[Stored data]

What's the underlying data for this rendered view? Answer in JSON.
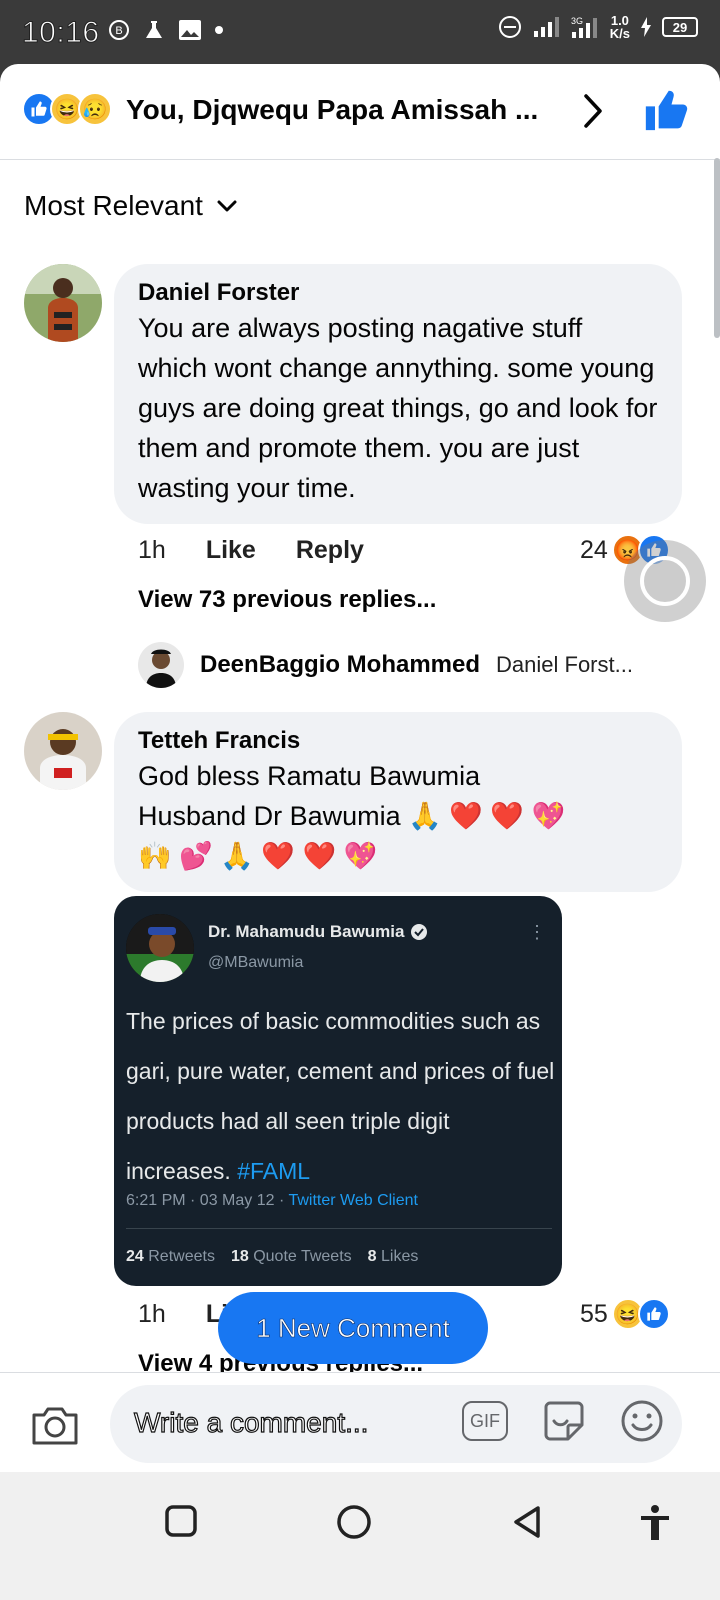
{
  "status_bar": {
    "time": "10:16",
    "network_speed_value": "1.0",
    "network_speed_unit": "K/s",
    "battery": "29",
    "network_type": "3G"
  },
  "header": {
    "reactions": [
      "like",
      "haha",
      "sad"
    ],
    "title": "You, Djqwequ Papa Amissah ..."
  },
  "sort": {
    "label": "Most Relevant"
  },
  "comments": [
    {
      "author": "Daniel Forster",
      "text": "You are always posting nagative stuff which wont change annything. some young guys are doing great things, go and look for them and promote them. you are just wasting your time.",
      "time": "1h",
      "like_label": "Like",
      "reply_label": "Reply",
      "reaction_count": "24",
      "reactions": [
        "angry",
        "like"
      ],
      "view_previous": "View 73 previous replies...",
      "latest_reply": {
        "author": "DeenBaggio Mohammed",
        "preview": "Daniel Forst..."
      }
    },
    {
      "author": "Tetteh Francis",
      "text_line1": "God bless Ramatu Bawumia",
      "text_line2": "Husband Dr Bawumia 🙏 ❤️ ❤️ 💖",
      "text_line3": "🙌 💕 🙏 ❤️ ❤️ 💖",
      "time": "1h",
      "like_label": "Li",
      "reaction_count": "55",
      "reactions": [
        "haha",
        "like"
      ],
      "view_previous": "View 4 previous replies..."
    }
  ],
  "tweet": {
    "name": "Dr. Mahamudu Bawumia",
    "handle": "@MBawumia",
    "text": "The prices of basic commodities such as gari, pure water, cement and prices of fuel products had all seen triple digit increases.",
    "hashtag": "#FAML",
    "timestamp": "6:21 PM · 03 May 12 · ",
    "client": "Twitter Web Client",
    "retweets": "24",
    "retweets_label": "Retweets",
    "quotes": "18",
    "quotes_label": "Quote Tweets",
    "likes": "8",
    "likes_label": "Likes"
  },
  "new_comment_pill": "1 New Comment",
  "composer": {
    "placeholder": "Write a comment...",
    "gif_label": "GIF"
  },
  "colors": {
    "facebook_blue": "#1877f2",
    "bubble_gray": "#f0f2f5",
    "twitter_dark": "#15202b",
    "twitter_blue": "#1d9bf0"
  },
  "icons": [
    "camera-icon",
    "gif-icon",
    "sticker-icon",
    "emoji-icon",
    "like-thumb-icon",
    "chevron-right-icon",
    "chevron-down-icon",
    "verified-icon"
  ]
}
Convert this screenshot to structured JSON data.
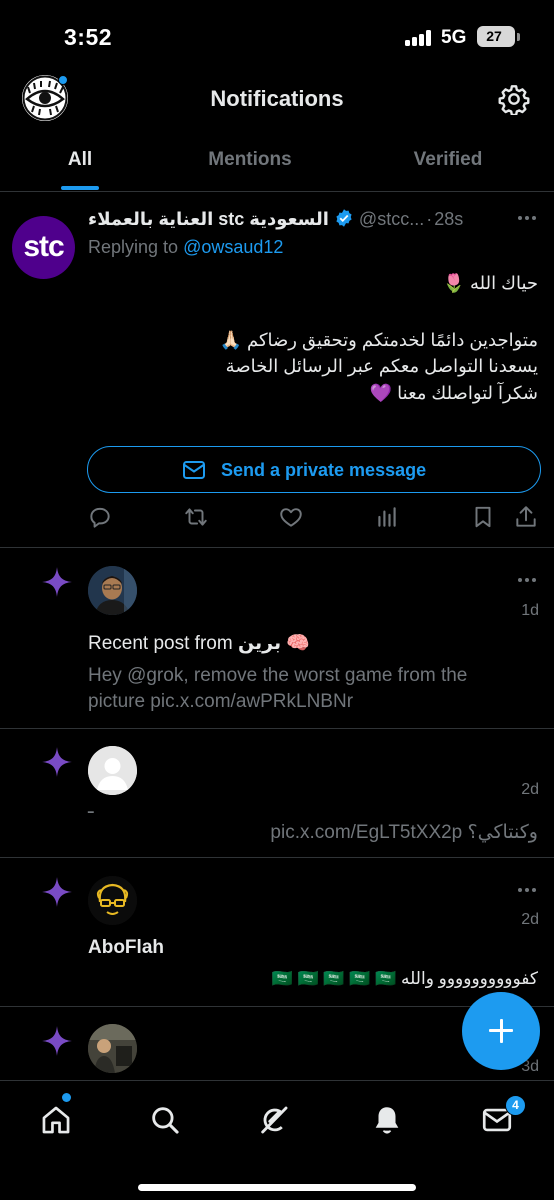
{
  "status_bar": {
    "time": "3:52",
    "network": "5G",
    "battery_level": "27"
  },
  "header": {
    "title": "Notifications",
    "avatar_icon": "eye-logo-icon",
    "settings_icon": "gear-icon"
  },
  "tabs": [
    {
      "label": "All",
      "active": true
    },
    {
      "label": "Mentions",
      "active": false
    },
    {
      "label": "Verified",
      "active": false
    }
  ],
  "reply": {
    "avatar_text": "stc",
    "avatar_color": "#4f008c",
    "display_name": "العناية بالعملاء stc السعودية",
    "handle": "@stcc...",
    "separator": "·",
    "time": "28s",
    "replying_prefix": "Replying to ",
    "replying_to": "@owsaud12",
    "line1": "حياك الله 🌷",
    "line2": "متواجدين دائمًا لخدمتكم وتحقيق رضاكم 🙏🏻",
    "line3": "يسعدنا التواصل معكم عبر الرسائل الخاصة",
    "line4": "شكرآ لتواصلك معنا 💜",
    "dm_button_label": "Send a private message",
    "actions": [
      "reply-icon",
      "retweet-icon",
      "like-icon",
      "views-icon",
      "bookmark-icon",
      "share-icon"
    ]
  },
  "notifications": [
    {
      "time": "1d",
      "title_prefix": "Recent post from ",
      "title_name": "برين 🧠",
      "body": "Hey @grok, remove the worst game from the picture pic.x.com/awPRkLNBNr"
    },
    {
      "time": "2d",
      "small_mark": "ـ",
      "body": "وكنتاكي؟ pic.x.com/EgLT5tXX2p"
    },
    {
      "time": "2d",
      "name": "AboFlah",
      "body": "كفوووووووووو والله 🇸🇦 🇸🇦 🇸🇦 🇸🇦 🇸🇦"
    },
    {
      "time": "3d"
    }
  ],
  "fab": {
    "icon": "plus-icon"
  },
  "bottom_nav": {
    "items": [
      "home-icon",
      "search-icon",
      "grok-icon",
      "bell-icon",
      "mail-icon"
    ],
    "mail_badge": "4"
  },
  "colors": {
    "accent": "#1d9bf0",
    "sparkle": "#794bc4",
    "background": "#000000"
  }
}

• **What this task involves**: Locate the string "previous" in the listing above and copy every line where it occurs.

• **Expected output**:
      "view_previous": "View 73 previous replies...",
      "view_previous": "View 4 previous replies..."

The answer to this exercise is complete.